___ Data rows

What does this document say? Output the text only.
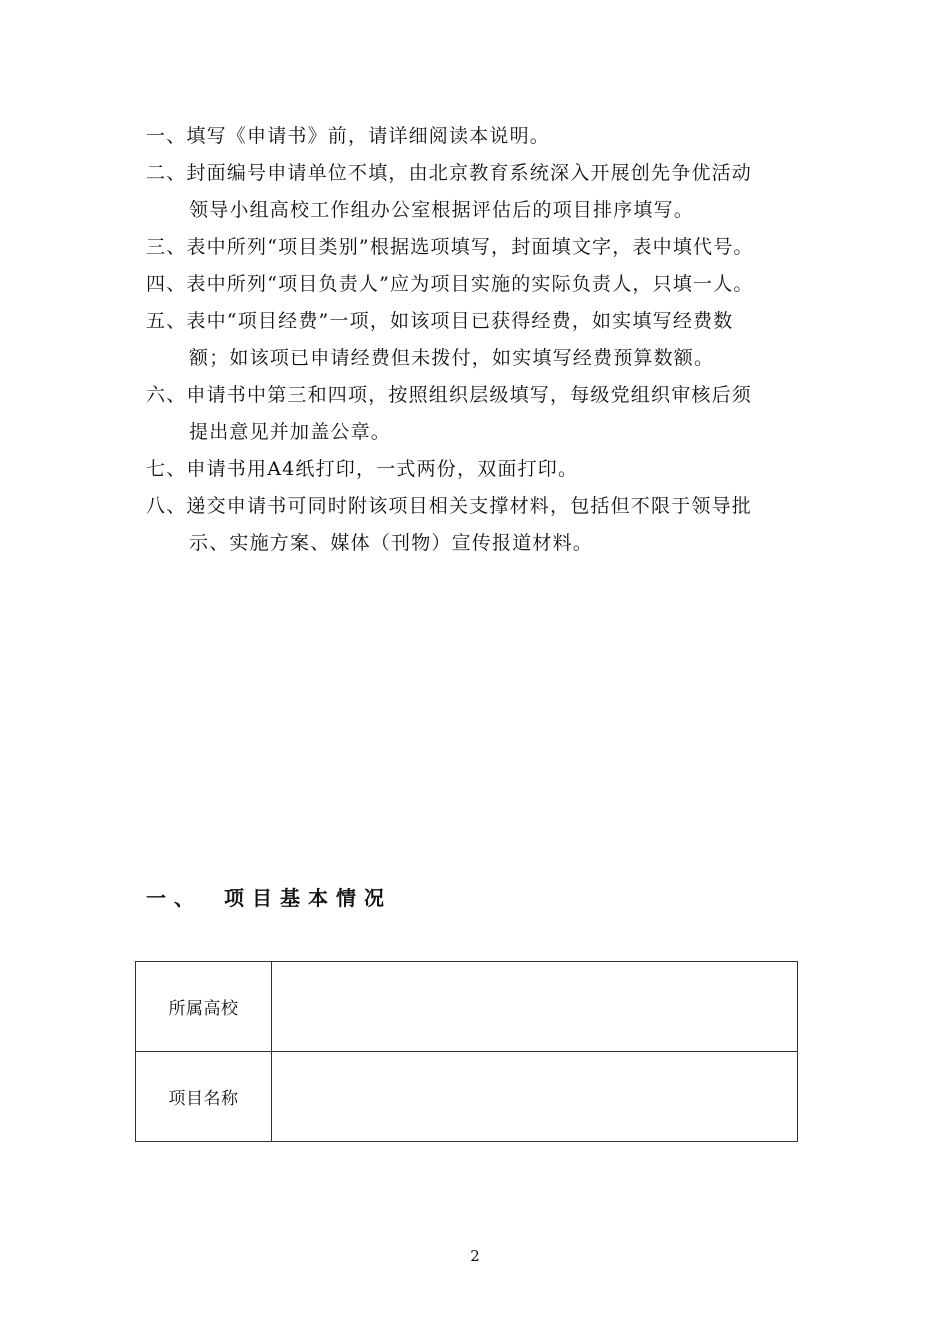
一、填写《申请书》前，请详细阅读本说明。
二、封面编号申请单位不填，由北京教育系统深入开展创先争优活动
领导小组高校工作组办公室根据评估后的项目排序填写。
三、表中所列“项目类别”根据选项填写，封面填文字，表中填代号。
四、表中所列“项目负责人”应为项目实施的实际负责人，只填一人。
五、表中“项目经费”一项，如该项目已获得经费，如实填写经费数
额；如该项已申请经费但未拨付，如实填写经费预算数额。
六、申请书中第三和四项，按照组织层级填写，每级党组织审核后须
提出意见并加盖公章。
七、申请书用A4纸打印，一式两份，双面打印。
八、递交申请书可同时附该项目相关支撑材料，包括但不限于领导批
示、实施方案、媒体（刊物）宣传报道材料。
一、 项目基本情况
所属高校	
项目名称	
2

______

Repeat the material above word for word and skip every image in it.

- Response to the task
What does this document say? Output the text only.
一、填写《申请书》前，请详细阅读本说明。
二、封面编号申请单位不填，由北京教育系统深入开展创先争优活动
领导小组高校工作组办公室根据评估后的项目排序填写。
三、表中所列“项目类别”根据选项填写，封面填文字，表中填代号。
四、表中所列“项目负责人”应为项目实施的实际负责人，只填一人。
五、表中“项目经费”一项，如该项目已获得经费，如实填写经费数
额；如该项已申请经费但未拨付，如实填写经费预算数额。
六、申请书中第三和四项，按照组织层级填写，每级党组织审核后须
提出意见并加盖公章。
七、申请书用A4纸打印，一式两份，双面打印。
八、递交申请书可同时附该项目相关支撑材料，包括但不限于领导批
示、实施方案、媒体（刊物）宣传报道材料。
一、 项目基本情况
所属高校	
项目名称	
2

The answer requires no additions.